Task description: Report, as a bare number, how many lines of the material below contain the word "this".

Some records:
○ ○ ○ ○

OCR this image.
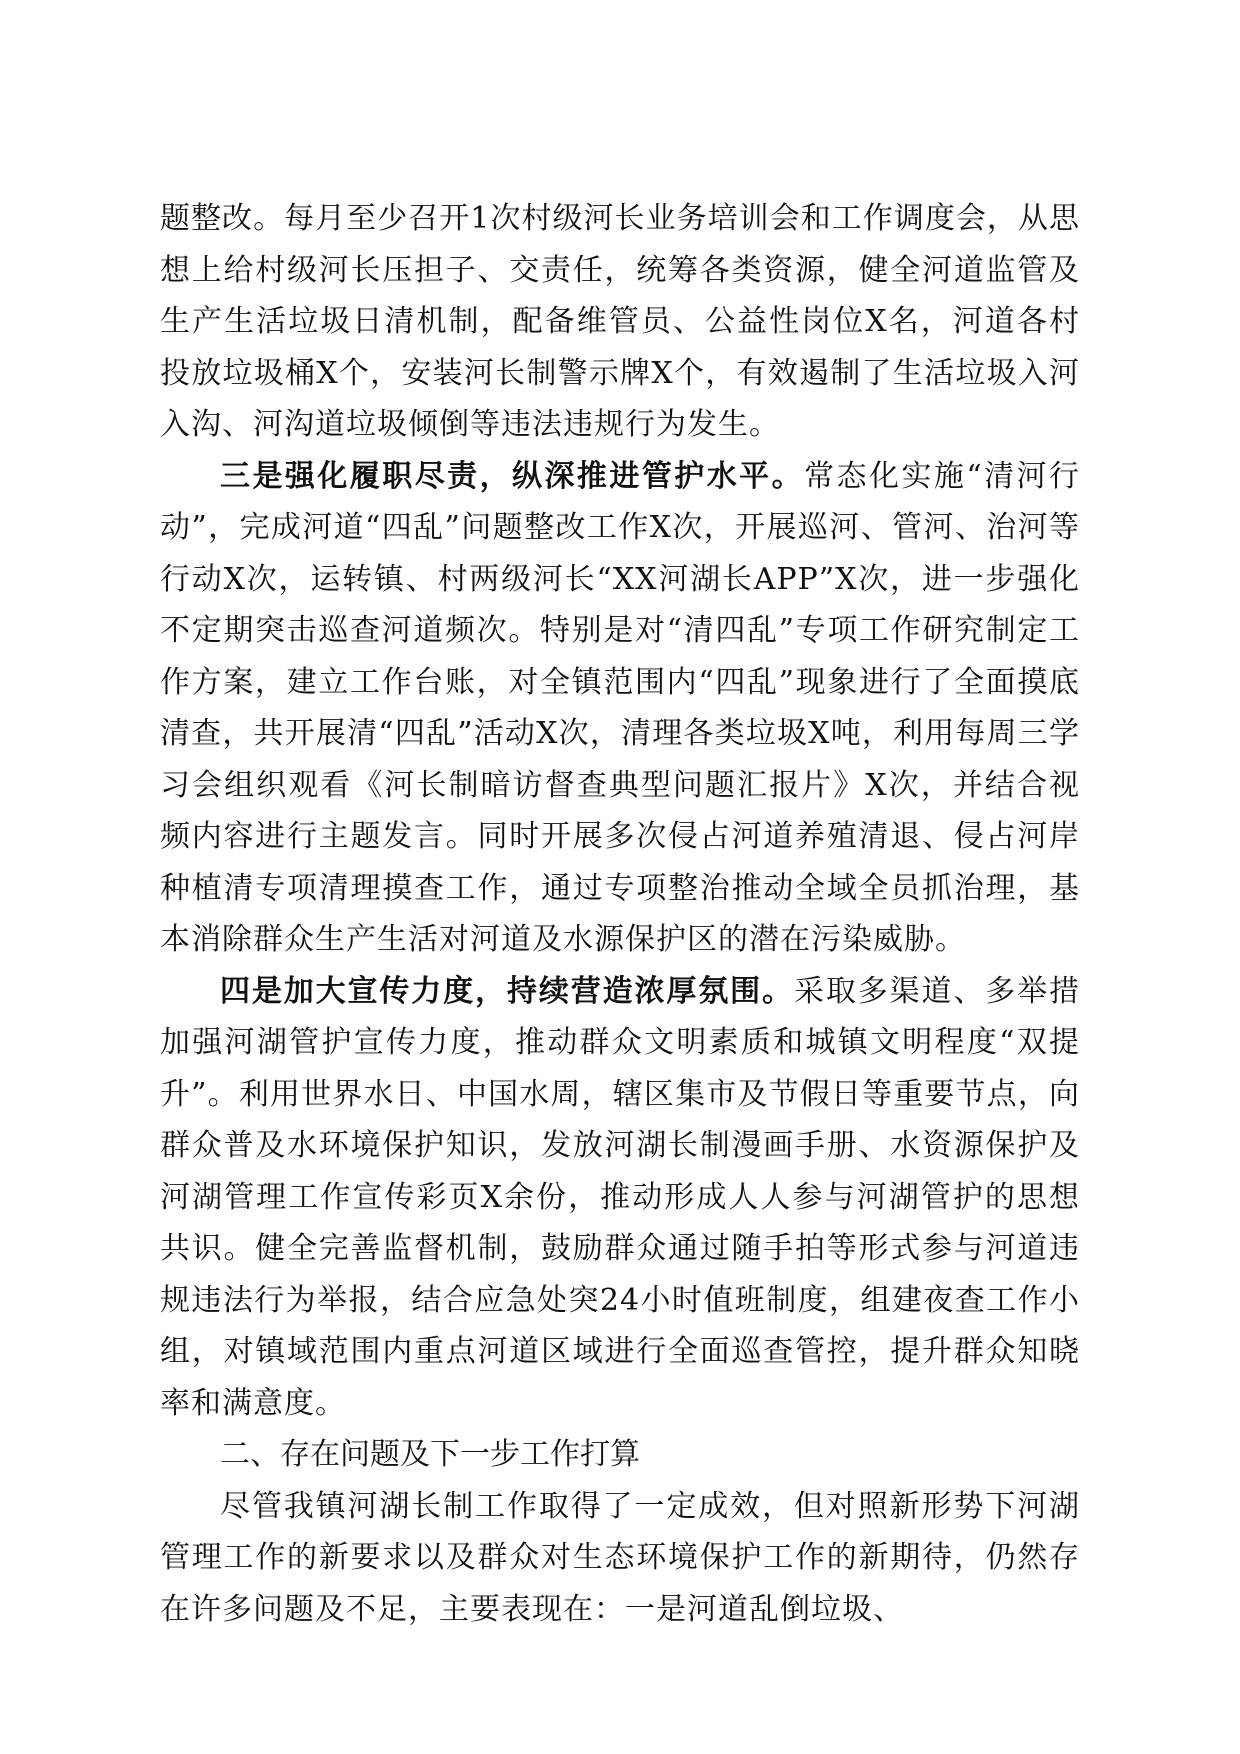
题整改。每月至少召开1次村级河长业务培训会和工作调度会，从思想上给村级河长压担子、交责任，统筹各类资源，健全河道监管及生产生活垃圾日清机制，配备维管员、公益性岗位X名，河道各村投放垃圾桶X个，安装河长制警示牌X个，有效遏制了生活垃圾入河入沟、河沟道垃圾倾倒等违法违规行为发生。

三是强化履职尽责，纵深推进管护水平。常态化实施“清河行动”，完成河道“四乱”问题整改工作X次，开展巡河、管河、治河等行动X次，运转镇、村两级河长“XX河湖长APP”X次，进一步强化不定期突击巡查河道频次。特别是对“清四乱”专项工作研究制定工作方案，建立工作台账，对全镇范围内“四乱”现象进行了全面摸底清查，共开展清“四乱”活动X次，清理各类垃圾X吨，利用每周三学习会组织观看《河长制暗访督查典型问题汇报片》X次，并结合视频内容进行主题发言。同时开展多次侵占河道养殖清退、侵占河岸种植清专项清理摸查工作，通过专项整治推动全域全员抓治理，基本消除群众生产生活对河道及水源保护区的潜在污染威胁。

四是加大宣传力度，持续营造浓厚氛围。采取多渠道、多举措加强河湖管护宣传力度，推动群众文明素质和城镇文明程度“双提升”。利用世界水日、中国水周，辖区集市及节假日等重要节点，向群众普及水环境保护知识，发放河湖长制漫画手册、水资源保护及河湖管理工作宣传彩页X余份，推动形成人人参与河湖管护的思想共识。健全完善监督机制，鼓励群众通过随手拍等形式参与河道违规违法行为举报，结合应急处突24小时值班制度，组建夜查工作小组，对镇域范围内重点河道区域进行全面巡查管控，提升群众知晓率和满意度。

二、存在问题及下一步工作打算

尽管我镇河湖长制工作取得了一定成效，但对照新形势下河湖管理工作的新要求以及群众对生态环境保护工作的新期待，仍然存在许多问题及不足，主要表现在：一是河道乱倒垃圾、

○ ○ ○ ○

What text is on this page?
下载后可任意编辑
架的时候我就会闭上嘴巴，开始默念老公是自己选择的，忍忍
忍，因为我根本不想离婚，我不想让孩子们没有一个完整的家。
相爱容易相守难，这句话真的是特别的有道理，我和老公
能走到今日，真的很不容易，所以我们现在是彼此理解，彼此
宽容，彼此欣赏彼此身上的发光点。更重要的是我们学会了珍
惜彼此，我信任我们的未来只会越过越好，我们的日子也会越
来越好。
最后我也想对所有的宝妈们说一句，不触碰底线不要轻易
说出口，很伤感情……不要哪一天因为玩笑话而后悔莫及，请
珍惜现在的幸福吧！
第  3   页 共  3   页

○ ○ ○ ○

Output: 2